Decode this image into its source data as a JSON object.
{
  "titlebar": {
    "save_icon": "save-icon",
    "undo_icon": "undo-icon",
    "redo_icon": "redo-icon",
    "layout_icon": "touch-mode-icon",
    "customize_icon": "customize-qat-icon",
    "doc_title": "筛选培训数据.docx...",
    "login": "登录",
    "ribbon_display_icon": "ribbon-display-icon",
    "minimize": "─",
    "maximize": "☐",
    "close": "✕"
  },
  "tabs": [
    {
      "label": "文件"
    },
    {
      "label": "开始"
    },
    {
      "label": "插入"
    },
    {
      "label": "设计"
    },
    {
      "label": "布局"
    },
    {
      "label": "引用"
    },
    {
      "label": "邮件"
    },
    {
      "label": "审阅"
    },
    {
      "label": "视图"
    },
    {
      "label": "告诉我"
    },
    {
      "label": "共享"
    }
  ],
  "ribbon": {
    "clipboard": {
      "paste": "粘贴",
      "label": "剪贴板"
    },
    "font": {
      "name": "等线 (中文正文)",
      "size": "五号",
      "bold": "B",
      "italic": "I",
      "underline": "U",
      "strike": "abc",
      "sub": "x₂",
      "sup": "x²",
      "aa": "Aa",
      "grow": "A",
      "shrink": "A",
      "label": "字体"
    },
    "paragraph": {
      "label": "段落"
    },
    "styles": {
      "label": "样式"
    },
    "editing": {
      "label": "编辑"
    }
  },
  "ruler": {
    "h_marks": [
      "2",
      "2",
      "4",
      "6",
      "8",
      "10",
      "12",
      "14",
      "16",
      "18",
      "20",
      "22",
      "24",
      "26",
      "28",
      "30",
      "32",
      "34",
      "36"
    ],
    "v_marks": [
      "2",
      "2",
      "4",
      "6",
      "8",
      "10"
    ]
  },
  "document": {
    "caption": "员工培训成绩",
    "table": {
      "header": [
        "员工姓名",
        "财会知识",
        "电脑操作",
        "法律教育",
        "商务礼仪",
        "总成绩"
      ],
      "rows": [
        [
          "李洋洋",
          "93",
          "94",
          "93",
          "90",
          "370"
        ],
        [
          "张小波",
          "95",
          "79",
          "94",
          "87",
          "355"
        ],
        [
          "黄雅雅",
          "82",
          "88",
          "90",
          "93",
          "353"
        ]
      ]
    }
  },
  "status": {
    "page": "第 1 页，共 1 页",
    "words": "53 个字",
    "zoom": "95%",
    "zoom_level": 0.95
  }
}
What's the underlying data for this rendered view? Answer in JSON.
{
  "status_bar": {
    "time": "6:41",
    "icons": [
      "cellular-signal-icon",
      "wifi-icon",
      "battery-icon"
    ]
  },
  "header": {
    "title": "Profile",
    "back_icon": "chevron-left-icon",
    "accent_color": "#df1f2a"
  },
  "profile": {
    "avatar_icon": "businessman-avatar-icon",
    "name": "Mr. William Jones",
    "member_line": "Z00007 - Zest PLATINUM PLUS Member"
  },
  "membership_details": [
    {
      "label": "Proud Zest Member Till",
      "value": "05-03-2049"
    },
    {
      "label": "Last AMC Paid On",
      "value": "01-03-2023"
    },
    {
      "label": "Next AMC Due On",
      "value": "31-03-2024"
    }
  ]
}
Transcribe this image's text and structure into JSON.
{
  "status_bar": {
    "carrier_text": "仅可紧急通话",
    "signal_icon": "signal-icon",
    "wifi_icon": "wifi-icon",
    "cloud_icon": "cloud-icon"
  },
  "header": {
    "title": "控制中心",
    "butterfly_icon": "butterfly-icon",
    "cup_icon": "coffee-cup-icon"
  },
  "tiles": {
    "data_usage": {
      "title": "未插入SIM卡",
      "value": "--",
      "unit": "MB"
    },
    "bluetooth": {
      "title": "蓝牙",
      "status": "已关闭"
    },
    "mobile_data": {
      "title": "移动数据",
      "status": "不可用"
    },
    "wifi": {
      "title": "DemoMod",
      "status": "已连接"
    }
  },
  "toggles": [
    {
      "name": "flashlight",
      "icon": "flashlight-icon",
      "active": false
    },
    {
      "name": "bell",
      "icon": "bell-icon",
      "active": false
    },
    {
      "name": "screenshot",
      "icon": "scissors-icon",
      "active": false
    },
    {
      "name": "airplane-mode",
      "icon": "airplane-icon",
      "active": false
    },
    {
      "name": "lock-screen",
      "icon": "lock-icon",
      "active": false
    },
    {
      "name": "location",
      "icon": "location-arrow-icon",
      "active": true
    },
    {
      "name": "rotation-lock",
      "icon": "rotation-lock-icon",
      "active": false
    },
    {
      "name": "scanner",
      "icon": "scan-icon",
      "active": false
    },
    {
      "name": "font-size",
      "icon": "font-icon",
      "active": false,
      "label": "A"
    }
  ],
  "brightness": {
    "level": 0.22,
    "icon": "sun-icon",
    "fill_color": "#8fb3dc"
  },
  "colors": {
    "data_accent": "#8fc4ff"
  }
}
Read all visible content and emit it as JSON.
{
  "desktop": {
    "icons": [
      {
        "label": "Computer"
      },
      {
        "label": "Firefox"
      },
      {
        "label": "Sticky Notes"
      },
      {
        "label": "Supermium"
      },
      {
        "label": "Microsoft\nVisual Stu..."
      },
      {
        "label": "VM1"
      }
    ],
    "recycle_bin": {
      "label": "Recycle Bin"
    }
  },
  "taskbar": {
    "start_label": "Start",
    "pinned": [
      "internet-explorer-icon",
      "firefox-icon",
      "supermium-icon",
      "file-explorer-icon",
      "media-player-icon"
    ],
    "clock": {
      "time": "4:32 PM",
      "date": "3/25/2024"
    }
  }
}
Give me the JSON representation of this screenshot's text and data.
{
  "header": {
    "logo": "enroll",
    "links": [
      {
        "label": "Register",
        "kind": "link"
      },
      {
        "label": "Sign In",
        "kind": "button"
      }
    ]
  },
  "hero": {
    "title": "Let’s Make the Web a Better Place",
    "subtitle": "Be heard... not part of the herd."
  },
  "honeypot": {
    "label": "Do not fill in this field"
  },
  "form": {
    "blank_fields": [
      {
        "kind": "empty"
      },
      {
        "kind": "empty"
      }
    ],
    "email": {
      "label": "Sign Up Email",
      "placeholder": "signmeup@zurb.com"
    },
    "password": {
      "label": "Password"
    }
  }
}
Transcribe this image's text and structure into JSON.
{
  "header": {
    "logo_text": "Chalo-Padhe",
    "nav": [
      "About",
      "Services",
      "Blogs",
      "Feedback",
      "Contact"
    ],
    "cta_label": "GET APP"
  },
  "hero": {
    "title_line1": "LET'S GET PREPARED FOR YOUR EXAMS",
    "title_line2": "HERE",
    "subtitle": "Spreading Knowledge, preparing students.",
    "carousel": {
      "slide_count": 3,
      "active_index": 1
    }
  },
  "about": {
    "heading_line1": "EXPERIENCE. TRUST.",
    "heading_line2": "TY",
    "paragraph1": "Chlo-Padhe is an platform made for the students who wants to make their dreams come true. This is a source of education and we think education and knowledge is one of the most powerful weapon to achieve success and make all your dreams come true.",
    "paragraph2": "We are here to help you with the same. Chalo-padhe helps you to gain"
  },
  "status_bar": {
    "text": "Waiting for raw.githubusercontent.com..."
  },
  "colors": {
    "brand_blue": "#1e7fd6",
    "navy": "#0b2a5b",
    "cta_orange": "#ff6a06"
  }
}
=-=-=-=-=
*What to do*. Copy out the whole listing exactly; please set it all down.

*Final result*.
Decode this image into its source data as a JSON object.
{
  "titlebar": {
    "save_icon": "save-icon",
    "undo_icon": "undo-icon",
    "redo_icon": "redo-icon",
    "layout_icon": "touch-mode-icon",
    "customize_icon": "customize-qat-icon",
    "doc_title": "筛选培训数据.docx...",
    "login": "登录",
    "ribbon_display_icon": "ribbon-display-icon",
    "minimize": "─",
    "maximize": "☐",
    "close": "✕"
  },
  "tabs": [
    {
      "label": "文件"
    },
    {
      "label": "开始"
    },
    {
      "label": "插入"
    },
    {
      "label": "设计"
    },
    {
      "label": "布局"
    },
    {
      "label": "引用"
    },
    {
      "label": "邮件"
    },
    {
      "label": "审阅"
    },
    {
      "label": "视图"
    },
    {
      "label": "告诉我"
    },
    {
      "label": "共享"
    }
  ],
  "ribbon": {
    "clipboard": {
      "paste": "粘贴",
      "label": "剪贴板"
    },
    "font": {
      "name": "等线 (中文正文)",
      "size": "五号",
      "bold": "B",
      "italic": "I",
      "underline": "U",
      "strike": "abc",
      "sub": "x₂",
      "sup": "x²",
      "aa": "Aa",
      "grow": "A",
      "shrink": "A",
      "label": "字体"
    },
    "paragraph": {
      "label": "段落"
    },
    "styles": {
      "label": "样式"
    },
    "editing": {
      "label": "编辑"
    }
  },
  "ruler": {
    "h_marks": [
      "2",
      "2",
      "4",
      "6",
      "8",
      "10",
      "12",
      "14",
      "16",
      "18",
      "20",
      "22",
      "24",
      "26",
      "28",
      "30",
      "32",
      "34",
      "36"
    ],
    "v_marks": [
      "2",
      "2",
      "4",
      "6",
      "8",
      "10"
    ]
  },
  "document": {
    "caption": "员工培训成绩",
    "table": {
      "header": [
        "员工姓名",
        "财会知识",
        "电脑操作",
        "法律教育",
        "商务礼仪",
        "总成绩"
      ],
      "rows": [
        [
          "李洋洋",
          "93",
          "94",
          "93",
          "90",
          "370"
        ],
        [
          "张小波",
          "95",
          "79",
          "94",
          "87",
          "355"
        ],
        [
          "黄雅雅",
          "82",
          "88",
          "90",
          "93",
          "353"
        ]
      ]
    }
  },
  "status": {
    "page": "第 1 页，共 1 页",
    "words": "53 个字",
    "zoom": "95%",
    "zoom_level": 0.95
  }
}
What's the underlying data for this rendered view? Answer in JSON.
{
  "status_bar": {
    "time": "6:41",
    "icons": [
      "cellular-signal-icon",
      "wifi-icon",
      "battery-icon"
    ]
  },
  "header": {
    "title": "Profile",
    "back_icon": "chevron-left-icon",
    "accent_color": "#df1f2a"
  },
  "profile": {
    "avatar_icon": "businessman-avatar-icon",
    "name": "Mr. William Jones",
    "member_line": "Z00007 - Zest PLATINUM PLUS Member"
  },
  "membership_details": [
    {
      "label": "Proud Zest Member Till",
      "value": "05-03-2049"
    },
    {
      "label": "Last AMC Paid On",
      "value": "01-03-2023"
    },
    {
      "label": "Next AMC Due On",
      "value": "31-03-2024"
    }
  ]
}
Transcribe this image's text and structure into JSON.
{
  "status_bar": {
    "carrier_text": "仅可紧急通话",
    "signal_icon": "signal-icon",
    "wifi_icon": "wifi-icon",
    "cloud_icon": "cloud-icon"
  },
  "header": {
    "title": "控制中心",
    "butterfly_icon": "butterfly-icon",
    "cup_icon": "coffee-cup-icon"
  },
  "tiles": {
    "data_usage": {
      "title": "未插入SIM卡",
      "value": "--",
      "unit": "MB"
    },
    "bluetooth": {
      "title": "蓝牙",
      "status": "已关闭"
    },
    "mobile_data": {
      "title": "移动数据",
      "status": "不可用"
    },
    "wifi": {
      "title": "DemoMod",
      "status": "已连接"
    }
  },
  "toggles": [
    {
      "name": "flashlight",
      "icon": "flashlight-icon",
      "active": false
    },
    {
      "name": "bell",
      "icon": "bell-icon",
      "active": false
    },
    {
      "name": "screenshot",
      "icon": "scissors-icon",
      "active": false
    },
    {
      "name": "airplane-mode",
      "icon": "airplane-icon",
      "active": false
    },
    {
      "name": "lock-screen",
      "icon": "lock-icon",
      "active": false
    },
    {
      "name": "location",
      "icon": "location-arrow-icon",
      "active": true
    },
    {
      "name": "rotation-lock",
      "icon": "rotation-lock-icon",
      "active": false
    },
    {
      "name": "scanner",
      "icon": "scan-icon",
      "active": false
    },
    {
      "name": "font-size",
      "icon": "font-icon",
      "active": false,
      "label": "A"
    }
  ],
  "brightness": {
    "level": 0.22,
    "icon": "sun-icon",
    "fill_color": "#8fb3dc"
  },
  "colors": {
    "data_accent": "#8fc4ff"
  }
}
Read all visible content and emit it as JSON.
{
  "desktop": {
    "icons": [
      {
        "label": "Computer"
      },
      {
        "label": "Firefox"
      },
      {
        "label": "Sticky Notes"
      },
      {
        "label": "Supermium"
      },
      {
        "label": "Microsoft\nVisual Stu..."
      },
      {
        "label": "VM1"
      }
    ],
    "recycle_bin": {
      "label": "Recycle Bin"
    }
  },
  "taskbar": {
    "start_label": "Start",
    "pinned": [
      "internet-explorer-icon",
      "firefox-icon",
      "supermium-icon",
      "file-explorer-icon",
      "media-player-icon"
    ],
    "clock": {
      "time": "4:32 PM",
      "date": "3/25/2024"
    }
  }
}
Give me the JSON representation of this screenshot's text and data.
{
  "header": {
    "logo": "enroll",
    "links": [
      {
        "label": "Register",
        "kind": "link"
      },
      {
        "label": "Sign In",
        "kind": "button"
      }
    ]
  },
  "hero": {
    "title": "Let’s Make the Web a Better Place",
    "subtitle": "Be heard... not part of the herd."
  },
  "honeypot": {
    "label": "Do not fill in this field"
  },
  "form": {
    "blank_fields": [
      {
        "kind": "empty"
      },
      {
        "kind": "empty"
      }
    ],
    "email": {
      "label": "Sign Up Email",
      "placeholder": "signmeup@zurb.com"
    },
    "password": {
      "label": "Password"
    }
  }
}
Transcribe this image's text and structure into JSON.
{
  "header": {
    "logo_text": "Chalo-Padhe",
    "nav": [
      "About",
      "Services",
      "Blogs",
      "Feedback",
      "Contact"
    ],
    "cta_label": "GET APP"
  },
  "hero": {
    "title_line1": "LET'S GET PREPARED FOR YOUR EXAMS",
    "title_line2": "HERE",
    "subtitle": "Spreading Knowledge, preparing students.",
    "carousel": {
      "slide_count": 3,
      "active_index": 1
    }
  },
  "about": {
    "heading_line1": "EXPERIENCE. TRUST.",
    "heading_line2": "TY",
    "paragraph1": "Chlo-Padhe is an platform made for the students who wants to make their dreams come true. This is a source of education and we think education and knowledge is one of the most powerful weapon to achieve success and make all your dreams come true.",
    "paragraph2": "We are here to help you with the same. Chalo-padhe helps you to gain"
  },
  "status_bar": {
    "text": "Waiting for raw.githubusercontent.com..."
  },
  "colors": {
    "brand_blue": "#1e7fd6",
    "navy": "#0b2a5b",
    "cta_orange": "#ff6a06"
  }
}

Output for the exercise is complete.